What you have to do:
From the post on the Sacco-Vanzetti, Rosenberg, and Casey Anthony cases below, output the passage between "Sacco-Vanzetti and the" and "the right person.", inclusive, word for word.
** Opening Given text block **
Wednesday, July 6, 2011

The Case That Will Not Die

Much to your surprise, that was the title of a book, one of many, about the Sacco-Vanzetti case. As with the Rosenbergs, the best assessments today come down with the conclusion that one was guilty, the other wasn't. I'm glad the one they still say was innocent was Vanzetti; after all, he penned that fantastic letter, the one with "I might have lived out my life, standing on streetcorners, talking to scorning men, I have might died unknown, a failure. Now we are not a failure. The taking of our lives, a good shoemaker and a poor fishpeddler, all. That final agony is our triumph!"

And of course, the Rosenbergs, where it now appears pretty clear that Julius was a spy and they went after Ethel to try to turn Julius. Sam Roberts' book adds, of course, that what Julius stole, the Russians doubtless already had, through Klaus Fuchs, a far more sophisticated spy as a physicist himself. And also that (1) the Rosenbergs did not get a fair trial and (2) the death penalty was unjustified even if you are not opposed to capital punishment because the crime was hardly the Crime of the Century (J. Edgar Hoover's appellation) since Fuchs had stolen the major secrets.

All this brings me to what I have studiously avoided to the extent possible these past weeks--the verdict in the Casey Anthony trial. What a simple, easy explanation there is: the prosecution failed to prove guilt beyond a reasonable doubt. End of argument. All the rest is persiflage: yes, she was a bad mother, she lied, she didn't do much after her child went missing for a month. All likely true, but beside the point. It should take an overwhelming amount of circumstantial evidence to prove a crime of malicious intent--I think of that English case where they did manage to prove the murder when there was no body, no corpus deliciti, because they closed down every other rational explanation.

The TV "experts" of course staked their reputations on her being found guilty. Thus all the yelling and screaming by people as to whom there's little reason to watch or listen. I see people online saying they watched the whole trial and "read between the lines." Reading between the lines fortunately has not yet become part of our system of justice...yet.

I don't even think this was an O.J.situation: where that rarest of rarities--a really competent defense goes up against an inept prosecution--made the difference. Here, the prosecution only had circumstantial evidence and got cocky. Normally, the system gives the prosecutor theedge; we tolerate this because many more defendants are guilty than are innocent. But our system is designed to make it harder to convict an innocent person--and tell me you want to be judged by jurors who "read between the lines" instead of listen to the evidence and listen to radio screamers or TV ones rather than listen to what goes on in the courtroom.

Sacco-Vanzetti and the Rosenbergs, inmy view, help make the case against the death penalty--being right 50% of the time isn't good enough to justify killing people in the name of the law. And when you see the kind of representation that Texas historically provided indigent defendants, for example, you're hard put to defend capital punishment purely on grounds of getting the right person.

But we live in a country where Texas decided, and this Supreme Court let it get away with, not complying with international treaty obligations. The treaty says a U.S. court must ensure that a foreigner gets to see his consul when accused of a crime here. You're in some other country's jail and they say you don't get to see the American Embassy rep or a lawyer or anyone because Teas didn't allow Mexicans to see the Mexican Embassy rep. Both Bush and now Obama are trying to keep Texas for executing yet another defendant who did not get that right. The Supreme Court let itslide, saying Congress has to act and now that's what's happening. But until they do, we are becoming America the outlaw.
** Closing Given text block **
** Opening Dataset excerpts block **
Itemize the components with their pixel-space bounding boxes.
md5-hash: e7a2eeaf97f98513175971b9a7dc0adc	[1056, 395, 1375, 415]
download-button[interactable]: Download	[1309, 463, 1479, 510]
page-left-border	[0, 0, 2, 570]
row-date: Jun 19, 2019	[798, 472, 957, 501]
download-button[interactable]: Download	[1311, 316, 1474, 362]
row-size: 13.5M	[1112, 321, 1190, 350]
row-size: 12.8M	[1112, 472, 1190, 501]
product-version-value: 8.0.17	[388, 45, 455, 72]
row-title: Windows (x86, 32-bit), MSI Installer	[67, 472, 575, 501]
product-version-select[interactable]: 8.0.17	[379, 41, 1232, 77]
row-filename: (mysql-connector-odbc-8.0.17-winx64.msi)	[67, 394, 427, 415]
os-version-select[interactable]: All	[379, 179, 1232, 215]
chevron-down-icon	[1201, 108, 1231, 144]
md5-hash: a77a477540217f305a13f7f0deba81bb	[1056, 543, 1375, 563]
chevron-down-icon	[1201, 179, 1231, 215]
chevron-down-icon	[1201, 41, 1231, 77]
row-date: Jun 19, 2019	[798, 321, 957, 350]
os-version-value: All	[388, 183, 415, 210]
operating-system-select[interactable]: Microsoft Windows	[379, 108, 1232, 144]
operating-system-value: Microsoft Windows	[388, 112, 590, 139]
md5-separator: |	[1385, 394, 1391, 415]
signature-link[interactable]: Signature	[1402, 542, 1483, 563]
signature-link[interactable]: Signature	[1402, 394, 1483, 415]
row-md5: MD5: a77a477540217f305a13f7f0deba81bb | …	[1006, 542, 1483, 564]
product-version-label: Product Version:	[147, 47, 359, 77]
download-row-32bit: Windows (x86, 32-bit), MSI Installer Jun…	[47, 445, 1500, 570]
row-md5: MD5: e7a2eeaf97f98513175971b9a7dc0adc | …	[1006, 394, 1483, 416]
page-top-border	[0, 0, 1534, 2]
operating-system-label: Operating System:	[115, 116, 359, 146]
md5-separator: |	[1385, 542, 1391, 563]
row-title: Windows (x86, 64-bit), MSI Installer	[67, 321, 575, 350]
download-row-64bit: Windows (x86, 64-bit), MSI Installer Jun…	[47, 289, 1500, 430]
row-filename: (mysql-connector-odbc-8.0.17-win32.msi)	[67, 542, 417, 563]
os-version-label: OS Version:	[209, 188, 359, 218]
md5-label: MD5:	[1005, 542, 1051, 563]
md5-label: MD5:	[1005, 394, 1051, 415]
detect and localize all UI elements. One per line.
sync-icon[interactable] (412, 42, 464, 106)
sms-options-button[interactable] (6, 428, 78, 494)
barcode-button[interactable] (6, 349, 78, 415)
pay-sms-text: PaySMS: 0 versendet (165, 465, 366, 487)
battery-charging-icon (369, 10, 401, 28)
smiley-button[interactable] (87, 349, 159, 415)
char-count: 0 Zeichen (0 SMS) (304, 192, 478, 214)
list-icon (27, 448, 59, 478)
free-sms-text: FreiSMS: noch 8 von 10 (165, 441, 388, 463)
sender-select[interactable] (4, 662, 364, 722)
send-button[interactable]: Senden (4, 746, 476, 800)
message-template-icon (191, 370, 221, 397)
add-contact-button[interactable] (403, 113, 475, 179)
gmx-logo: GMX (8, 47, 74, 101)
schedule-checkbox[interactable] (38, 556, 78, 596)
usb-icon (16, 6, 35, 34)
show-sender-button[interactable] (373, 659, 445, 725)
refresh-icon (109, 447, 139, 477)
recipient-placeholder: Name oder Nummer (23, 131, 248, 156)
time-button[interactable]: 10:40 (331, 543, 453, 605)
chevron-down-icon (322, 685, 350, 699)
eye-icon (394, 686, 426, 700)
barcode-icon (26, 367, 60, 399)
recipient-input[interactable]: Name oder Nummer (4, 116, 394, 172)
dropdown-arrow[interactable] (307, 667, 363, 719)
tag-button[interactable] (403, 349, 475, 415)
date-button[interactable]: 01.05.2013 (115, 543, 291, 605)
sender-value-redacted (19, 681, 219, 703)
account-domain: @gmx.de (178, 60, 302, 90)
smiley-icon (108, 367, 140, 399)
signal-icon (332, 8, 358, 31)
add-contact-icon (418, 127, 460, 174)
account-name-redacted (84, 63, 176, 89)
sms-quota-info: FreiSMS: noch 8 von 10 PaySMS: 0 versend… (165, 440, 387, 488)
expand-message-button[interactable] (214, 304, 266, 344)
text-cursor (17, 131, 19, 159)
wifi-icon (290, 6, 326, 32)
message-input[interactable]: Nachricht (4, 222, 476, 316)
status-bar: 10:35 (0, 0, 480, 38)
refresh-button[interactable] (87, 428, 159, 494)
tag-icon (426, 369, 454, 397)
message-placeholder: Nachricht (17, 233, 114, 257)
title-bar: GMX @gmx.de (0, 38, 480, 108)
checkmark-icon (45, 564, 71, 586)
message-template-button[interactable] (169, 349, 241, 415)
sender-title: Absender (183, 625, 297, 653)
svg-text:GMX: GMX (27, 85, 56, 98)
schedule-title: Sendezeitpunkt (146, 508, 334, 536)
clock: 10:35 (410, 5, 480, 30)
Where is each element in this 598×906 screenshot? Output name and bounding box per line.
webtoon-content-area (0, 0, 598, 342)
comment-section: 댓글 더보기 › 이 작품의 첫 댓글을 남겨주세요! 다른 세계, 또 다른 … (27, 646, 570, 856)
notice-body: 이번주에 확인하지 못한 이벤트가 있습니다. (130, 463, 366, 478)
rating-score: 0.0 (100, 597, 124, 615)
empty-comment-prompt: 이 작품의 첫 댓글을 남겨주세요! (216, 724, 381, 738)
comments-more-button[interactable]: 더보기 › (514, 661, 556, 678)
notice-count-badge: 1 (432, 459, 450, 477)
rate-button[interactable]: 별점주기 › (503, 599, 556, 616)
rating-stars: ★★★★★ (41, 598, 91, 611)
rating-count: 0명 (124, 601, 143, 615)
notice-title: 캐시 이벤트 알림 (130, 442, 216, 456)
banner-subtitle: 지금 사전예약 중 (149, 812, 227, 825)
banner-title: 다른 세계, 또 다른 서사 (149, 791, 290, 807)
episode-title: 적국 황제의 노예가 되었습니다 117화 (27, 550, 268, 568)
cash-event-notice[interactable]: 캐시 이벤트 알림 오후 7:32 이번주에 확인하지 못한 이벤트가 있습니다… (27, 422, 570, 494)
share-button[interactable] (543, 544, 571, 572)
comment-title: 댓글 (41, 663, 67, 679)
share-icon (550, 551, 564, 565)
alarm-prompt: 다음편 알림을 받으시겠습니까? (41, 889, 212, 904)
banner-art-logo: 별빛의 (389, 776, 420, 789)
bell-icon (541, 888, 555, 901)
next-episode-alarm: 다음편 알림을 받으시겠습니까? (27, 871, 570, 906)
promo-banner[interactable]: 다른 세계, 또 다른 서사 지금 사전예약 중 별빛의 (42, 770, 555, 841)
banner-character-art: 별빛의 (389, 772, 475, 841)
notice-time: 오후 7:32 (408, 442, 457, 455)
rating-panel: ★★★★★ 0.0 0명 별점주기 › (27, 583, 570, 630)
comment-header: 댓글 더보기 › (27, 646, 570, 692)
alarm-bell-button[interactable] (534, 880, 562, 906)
** Closing Dataset excerpts block **
Task output:
Sacco-Vanzetti and the Rosenbergs, inmy view, help make the case against the death penalty--being right 50% of the time isn't good enough to justify killing people in the name of the law. And when you see the kind of representation that Texas historically provided indigent defendants, for example, you're hard put to defend capital punishment purely on grounds of getting the right person.